(Records from a data source)
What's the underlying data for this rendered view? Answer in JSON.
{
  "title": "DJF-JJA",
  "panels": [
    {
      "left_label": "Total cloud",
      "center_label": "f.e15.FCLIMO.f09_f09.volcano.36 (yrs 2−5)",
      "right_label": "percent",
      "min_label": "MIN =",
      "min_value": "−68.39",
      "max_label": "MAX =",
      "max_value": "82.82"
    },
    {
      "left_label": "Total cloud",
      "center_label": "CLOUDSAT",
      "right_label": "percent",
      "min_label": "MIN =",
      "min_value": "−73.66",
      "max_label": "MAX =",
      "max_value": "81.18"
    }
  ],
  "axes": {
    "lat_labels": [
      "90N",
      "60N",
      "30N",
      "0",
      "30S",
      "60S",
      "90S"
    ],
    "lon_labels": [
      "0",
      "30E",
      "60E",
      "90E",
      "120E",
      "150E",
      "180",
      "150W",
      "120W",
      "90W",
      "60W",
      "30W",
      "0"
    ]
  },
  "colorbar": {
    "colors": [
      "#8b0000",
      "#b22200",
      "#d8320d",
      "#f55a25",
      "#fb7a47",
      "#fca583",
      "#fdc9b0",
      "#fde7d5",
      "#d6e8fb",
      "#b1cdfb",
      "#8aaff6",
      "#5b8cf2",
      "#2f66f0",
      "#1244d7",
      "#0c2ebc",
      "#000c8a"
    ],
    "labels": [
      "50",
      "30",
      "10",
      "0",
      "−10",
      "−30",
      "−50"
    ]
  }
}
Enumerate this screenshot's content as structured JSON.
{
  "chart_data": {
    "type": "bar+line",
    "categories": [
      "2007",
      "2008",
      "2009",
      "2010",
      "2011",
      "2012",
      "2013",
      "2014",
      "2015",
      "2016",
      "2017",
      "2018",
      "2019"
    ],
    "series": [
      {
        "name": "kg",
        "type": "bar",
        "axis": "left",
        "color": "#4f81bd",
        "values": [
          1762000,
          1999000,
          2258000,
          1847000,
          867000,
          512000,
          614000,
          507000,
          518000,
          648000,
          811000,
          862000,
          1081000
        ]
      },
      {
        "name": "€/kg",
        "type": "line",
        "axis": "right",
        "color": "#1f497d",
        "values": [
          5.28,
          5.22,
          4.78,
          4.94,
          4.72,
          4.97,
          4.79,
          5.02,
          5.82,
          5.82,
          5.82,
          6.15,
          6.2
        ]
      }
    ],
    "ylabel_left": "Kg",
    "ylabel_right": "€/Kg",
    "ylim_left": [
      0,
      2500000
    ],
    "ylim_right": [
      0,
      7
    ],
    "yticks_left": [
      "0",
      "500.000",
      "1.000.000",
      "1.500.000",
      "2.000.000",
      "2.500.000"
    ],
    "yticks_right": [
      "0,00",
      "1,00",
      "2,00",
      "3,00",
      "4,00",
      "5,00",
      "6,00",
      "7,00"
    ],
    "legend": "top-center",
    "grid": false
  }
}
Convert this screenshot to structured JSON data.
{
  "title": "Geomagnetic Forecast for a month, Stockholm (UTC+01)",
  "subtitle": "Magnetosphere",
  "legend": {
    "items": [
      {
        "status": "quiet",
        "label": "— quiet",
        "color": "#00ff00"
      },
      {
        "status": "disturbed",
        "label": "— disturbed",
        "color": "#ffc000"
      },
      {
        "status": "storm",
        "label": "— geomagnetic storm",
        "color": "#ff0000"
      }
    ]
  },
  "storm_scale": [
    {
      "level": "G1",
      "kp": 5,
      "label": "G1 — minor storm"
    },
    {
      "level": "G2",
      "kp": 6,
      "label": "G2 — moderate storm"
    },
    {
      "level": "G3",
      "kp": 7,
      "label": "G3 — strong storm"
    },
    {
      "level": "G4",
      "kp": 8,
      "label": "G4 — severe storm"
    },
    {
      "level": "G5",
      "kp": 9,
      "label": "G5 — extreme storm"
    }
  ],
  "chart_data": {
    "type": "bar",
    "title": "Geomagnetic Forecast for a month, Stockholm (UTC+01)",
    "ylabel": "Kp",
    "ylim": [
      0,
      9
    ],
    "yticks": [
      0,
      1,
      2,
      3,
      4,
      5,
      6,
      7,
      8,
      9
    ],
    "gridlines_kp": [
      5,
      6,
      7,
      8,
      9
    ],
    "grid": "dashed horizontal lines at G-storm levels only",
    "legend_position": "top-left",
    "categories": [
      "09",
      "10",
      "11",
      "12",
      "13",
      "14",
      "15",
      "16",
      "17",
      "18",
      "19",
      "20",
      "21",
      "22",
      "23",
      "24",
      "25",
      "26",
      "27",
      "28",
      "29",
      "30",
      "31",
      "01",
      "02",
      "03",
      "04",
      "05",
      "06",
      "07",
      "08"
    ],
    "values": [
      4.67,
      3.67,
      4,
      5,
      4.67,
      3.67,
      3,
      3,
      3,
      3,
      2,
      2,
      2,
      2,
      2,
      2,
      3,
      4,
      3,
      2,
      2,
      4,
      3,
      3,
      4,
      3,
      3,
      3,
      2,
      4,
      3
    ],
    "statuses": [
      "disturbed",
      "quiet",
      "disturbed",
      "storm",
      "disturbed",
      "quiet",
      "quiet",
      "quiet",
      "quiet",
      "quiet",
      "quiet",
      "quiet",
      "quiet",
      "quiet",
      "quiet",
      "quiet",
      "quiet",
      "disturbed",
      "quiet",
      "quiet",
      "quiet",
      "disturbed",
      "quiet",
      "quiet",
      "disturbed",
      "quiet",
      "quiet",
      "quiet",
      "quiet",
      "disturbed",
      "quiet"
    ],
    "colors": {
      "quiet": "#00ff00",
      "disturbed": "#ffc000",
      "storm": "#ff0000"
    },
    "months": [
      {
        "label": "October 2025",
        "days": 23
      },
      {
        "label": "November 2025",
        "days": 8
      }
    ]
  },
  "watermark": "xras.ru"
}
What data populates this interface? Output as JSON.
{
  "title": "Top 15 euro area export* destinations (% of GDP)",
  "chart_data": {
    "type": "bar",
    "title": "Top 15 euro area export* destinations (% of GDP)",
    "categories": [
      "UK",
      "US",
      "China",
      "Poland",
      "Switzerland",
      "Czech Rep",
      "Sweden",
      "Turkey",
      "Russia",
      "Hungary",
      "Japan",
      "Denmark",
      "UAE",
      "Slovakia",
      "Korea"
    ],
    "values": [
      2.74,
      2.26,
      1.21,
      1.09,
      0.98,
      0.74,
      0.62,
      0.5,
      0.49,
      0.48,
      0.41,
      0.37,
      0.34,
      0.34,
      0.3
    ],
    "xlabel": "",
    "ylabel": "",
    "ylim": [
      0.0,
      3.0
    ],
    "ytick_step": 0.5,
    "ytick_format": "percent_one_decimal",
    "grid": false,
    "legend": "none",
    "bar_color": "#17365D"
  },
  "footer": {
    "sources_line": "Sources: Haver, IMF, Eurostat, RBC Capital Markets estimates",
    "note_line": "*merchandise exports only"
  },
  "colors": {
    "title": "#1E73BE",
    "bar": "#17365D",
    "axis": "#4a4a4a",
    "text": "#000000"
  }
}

- [YOUR GOAL]:
Repeat every line of the records above exactly.

- [ANSWER TO THIS PROBLEM]:
What's the underlying data for this rendered view? Answer in JSON.
{
  "title": "DJF-JJA",
  "panels": [
    {
      "left_label": "Total cloud",
      "center_label": "f.e15.FCLIMO.f09_f09.volcano.36 (yrs 2−5)",
      "right_label": "percent",
      "min_label": "MIN =",
      "min_value": "−68.39",
      "max_label": "MAX =",
      "max_value": "82.82"
    },
    {
      "left_label": "Total cloud",
      "center_label": "CLOUDSAT",
      "right_label": "percent",
      "min_label": "MIN =",
      "min_value": "−73.66",
      "max_label": "MAX =",
      "max_value": "81.18"
    }
  ],
  "axes": {
    "lat_labels": [
      "90N",
      "60N",
      "30N",
      "0",
      "30S",
      "60S",
      "90S"
    ],
    "lon_labels": [
      "0",
      "30E",
      "60E",
      "90E",
      "120E",
      "150E",
      "180",
      "150W",
      "120W",
      "90W",
      "60W",
      "30W",
      "0"
    ]
  },
  "colorbar": {
    "colors": [
      "#8b0000",
      "#b22200",
      "#d8320d",
      "#f55a25",
      "#fb7a47",
      "#fca583",
      "#fdc9b0",
      "#fde7d5",
      "#d6e8fb",
      "#b1cdfb",
      "#8aaff6",
      "#5b8cf2",
      "#2f66f0",
      "#1244d7",
      "#0c2ebc",
      "#000c8a"
    ],
    "labels": [
      "50",
      "30",
      "10",
      "0",
      "−10",
      "−30",
      "−50"
    ]
  }
}
Enumerate this screenshot's content as structured JSON.
{
  "chart_data": {
    "type": "bar+line",
    "categories": [
      "2007",
      "2008",
      "2009",
      "2010",
      "2011",
      "2012",
      "2013",
      "2014",
      "2015",
      "2016",
      "2017",
      "2018",
      "2019"
    ],
    "series": [
      {
        "name": "kg",
        "type": "bar",
        "axis": "left",
        "color": "#4f81bd",
        "values": [
          1762000,
          1999000,
          2258000,
          1847000,
          867000,
          512000,
          614000,
          507000,
          518000,
          648000,
          811000,
          862000,
          1081000
        ]
      },
      {
        "name": "€/kg",
        "type": "line",
        "axis": "right",
        "color": "#1f497d",
        "values": [
          5.28,
          5.22,
          4.78,
          4.94,
          4.72,
          4.97,
          4.79,
          5.02,
          5.82,
          5.82,
          5.82,
          6.15,
          6.2
        ]
      }
    ],
    "ylabel_left": "Kg",
    "ylabel_right": "€/Kg",
    "ylim_left": [
      0,
      2500000
    ],
    "ylim_right": [
      0,
      7
    ],
    "yticks_left": [
      "0",
      "500.000",
      "1.000.000",
      "1.500.000",
      "2.000.000",
      "2.500.000"
    ],
    "yticks_right": [
      "0,00",
      "1,00",
      "2,00",
      "3,00",
      "4,00",
      "5,00",
      "6,00",
      "7,00"
    ],
    "legend": "top-center",
    "grid": false
  }
}
Convert this screenshot to structured JSON data.
{
  "title": "Geomagnetic Forecast for a month, Stockholm (UTC+01)",
  "subtitle": "Magnetosphere",
  "legend": {
    "items": [
      {
        "status": "quiet",
        "label": "— quiet",
        "color": "#00ff00"
      },
      {
        "status": "disturbed",
        "label": "— disturbed",
        "color": "#ffc000"
      },
      {
        "status": "storm",
        "label": "— geomagnetic storm",
        "color": "#ff0000"
      }
    ]
  },
  "storm_scale": [
    {
      "level": "G1",
      "kp": 5,
      "label": "G1 — minor storm"
    },
    {
      "level": "G2",
      "kp": 6,
      "label": "G2 — moderate storm"
    },
    {
      "level": "G3",
      "kp": 7,
      "label": "G3 — strong storm"
    },
    {
      "level": "G4",
      "kp": 8,
      "label": "G4 — severe storm"
    },
    {
      "level": "G5",
      "kp": 9,
      "label": "G5 — extreme storm"
    }
  ],
  "chart_data": {
    "type": "bar",
    "title": "Geomagnetic Forecast for a month, Stockholm (UTC+01)",
    "ylabel": "Kp",
    "ylim": [
      0,
      9
    ],
    "yticks": [
      0,
      1,
      2,
      3,
      4,
      5,
      6,
      7,
      8,
      9
    ],
    "gridlines_kp": [
      5,
      6,
      7,
      8,
      9
    ],
    "grid": "dashed horizontal lines at G-storm levels only",
    "legend_position": "top-left",
    "categories": [
      "09",
      "10",
      "11",
      "12",
      "13",
      "14",
      "15",
      "16",
      "17",
      "18",
      "19",
      "20",
      "21",
      "22",
      "23",
      "24",
      "25",
      "26",
      "27",
      "28",
      "29",
      "30",
      "31",
      "01",
      "02",
      "03",
      "04",
      "05",
      "06",
      "07",
      "08"
    ],
    "values": [
      4.67,
      3.67,
      4,
      5,
      4.67,
      3.67,
      3,
      3,
      3,
      3,
      2,
      2,
      2,
      2,
      2,
      2,
      3,
      4,
      3,
      2,
      2,
      4,
      3,
      3,
      4,
      3,
      3,
      3,
      2,
      4,
      3
    ],
    "statuses": [
      "disturbed",
      "quiet",
      "disturbed",
      "storm",
      "disturbed",
      "quiet",
      "quiet",
      "quiet",
      "quiet",
      "quiet",
      "quiet",
      "quiet",
      "quiet",
      "quiet",
      "quiet",
      "quiet",
      "quiet",
      "disturbed",
      "quiet",
      "quiet",
      "quiet",
      "disturbed",
      "quiet",
      "quiet",
      "disturbed",
      "quiet",
      "quiet",
      "quiet",
      "quiet",
      "disturbed",
      "quiet"
    ],
    "colors": {
      "quiet": "#00ff00",
      "disturbed": "#ffc000",
      "storm": "#ff0000"
    },
    "months": [
      {
        "label": "October 2025",
        "days": 23
      },
      {
        "label": "November 2025",
        "days": 8
      }
    ]
  },
  "watermark": "xras.ru"
}
What data populates this interface? Output as JSON.
{
  "title": "Top 15 euro area export* destinations (% of GDP)",
  "chart_data": {
    "type": "bar",
    "title": "Top 15 euro area export* destinations (% of GDP)",
    "categories": [
      "UK",
      "US",
      "China",
      "Poland",
      "Switzerland",
      "Czech Rep",
      "Sweden",
      "Turkey",
      "Russia",
      "Hungary",
      "Japan",
      "Denmark",
      "UAE",
      "Slovakia",
      "Korea"
    ],
    "values": [
      2.74,
      2.26,
      1.21,
      1.09,
      0.98,
      0.74,
      0.62,
      0.5,
      0.49,
      0.48,
      0.41,
      0.37,
      0.34,
      0.34,
      0.3
    ],
    "xlabel": "",
    "ylabel": "",
    "ylim": [
      0.0,
      3.0
    ],
    "ytick_step": 0.5,
    "ytick_format": "percent_one_decimal",
    "grid": false,
    "legend": "none",
    "bar_color": "#17365D"
  },
  "footer": {
    "sources_line": "Sources: Haver, IMF, Eurostat, RBC Capital Markets estimates",
    "note_line": "*merchandise exports only"
  },
  "colors": {
    "title": "#1E73BE",
    "bar": "#17365D",
    "axis": "#4a4a4a",
    "text": "#000000"
  }
}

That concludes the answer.